# DIRECTIONS:
Every entry needs to be printed exactly, please.

# EXERCISE MATERIALS:

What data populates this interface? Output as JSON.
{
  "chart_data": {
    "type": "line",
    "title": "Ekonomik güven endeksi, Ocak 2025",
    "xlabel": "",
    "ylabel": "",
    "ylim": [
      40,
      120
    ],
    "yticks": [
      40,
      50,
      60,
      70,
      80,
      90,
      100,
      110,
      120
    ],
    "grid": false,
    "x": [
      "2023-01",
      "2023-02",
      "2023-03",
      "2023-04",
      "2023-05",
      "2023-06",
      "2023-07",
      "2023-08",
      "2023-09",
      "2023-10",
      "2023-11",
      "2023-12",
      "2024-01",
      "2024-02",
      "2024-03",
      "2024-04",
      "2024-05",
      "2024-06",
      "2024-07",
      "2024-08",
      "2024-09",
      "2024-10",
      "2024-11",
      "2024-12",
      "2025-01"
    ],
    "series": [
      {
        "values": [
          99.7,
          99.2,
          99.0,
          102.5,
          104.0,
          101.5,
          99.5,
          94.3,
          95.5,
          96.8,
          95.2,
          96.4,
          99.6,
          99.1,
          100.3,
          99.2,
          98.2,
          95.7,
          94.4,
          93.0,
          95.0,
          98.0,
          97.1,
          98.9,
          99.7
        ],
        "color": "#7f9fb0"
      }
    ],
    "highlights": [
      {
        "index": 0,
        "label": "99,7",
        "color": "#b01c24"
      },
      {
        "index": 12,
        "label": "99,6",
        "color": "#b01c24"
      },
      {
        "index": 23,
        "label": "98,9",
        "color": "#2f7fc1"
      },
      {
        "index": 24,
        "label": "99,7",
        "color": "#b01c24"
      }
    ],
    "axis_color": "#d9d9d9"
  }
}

# FINISHED ANSWER:
What data populates this interface? Output as JSON.
{
  "chart_data": {
    "type": "line",
    "title": "Ekonomik güven endeksi, Ocak 2025",
    "xlabel": "",
    "ylabel": "",
    "ylim": [
      40,
      120
    ],
    "yticks": [
      40,
      50,
      60,
      70,
      80,
      90,
      100,
      110,
      120
    ],
    "grid": false,
    "x": [
      "2023-01",
      "2023-02",
      "2023-03",
      "2023-04",
      "2023-05",
      "2023-06",
      "2023-07",
      "2023-08",
      "2023-09",
      "2023-10",
      "2023-11",
      "2023-12",
      "2024-01",
      "2024-02",
      "2024-03",
      "2024-04",
      "2024-05",
      "2024-06",
      "2024-07",
      "2024-08",
      "2024-09",
      "2024-10",
      "2024-11",
      "2024-12",
      "2025-01"
    ],
    "series": [
      {
        "values": [
          99.7,
          99.2,
          99.0,
          102.5,
          104.0,
          101.5,
          99.5,
          94.3,
          95.5,
          96.8,
          95.2,
          96.4,
          99.6,
          99.1,
          100.3,
          99.2,
          98.2,
          95.7,
          94.4,
          93.0,
          95.0,
          98.0,
          97.1,
          98.9,
          99.7
        ],
        "color": "#7f9fb0"
      }
    ],
    "highlights": [
      {
        "index": 0,
        "label": "99,7",
        "color": "#b01c24"
      },
      {
        "index": 12,
        "label": "99,6",
        "color": "#b01c24"
      },
      {
        "index": 23,
        "label": "98,9",
        "color": "#2f7fc1"
      },
      {
        "index": 24,
        "label": "99,7",
        "color": "#b01c24"
      }
    ],
    "axis_color": "#d9d9d9"
  }
}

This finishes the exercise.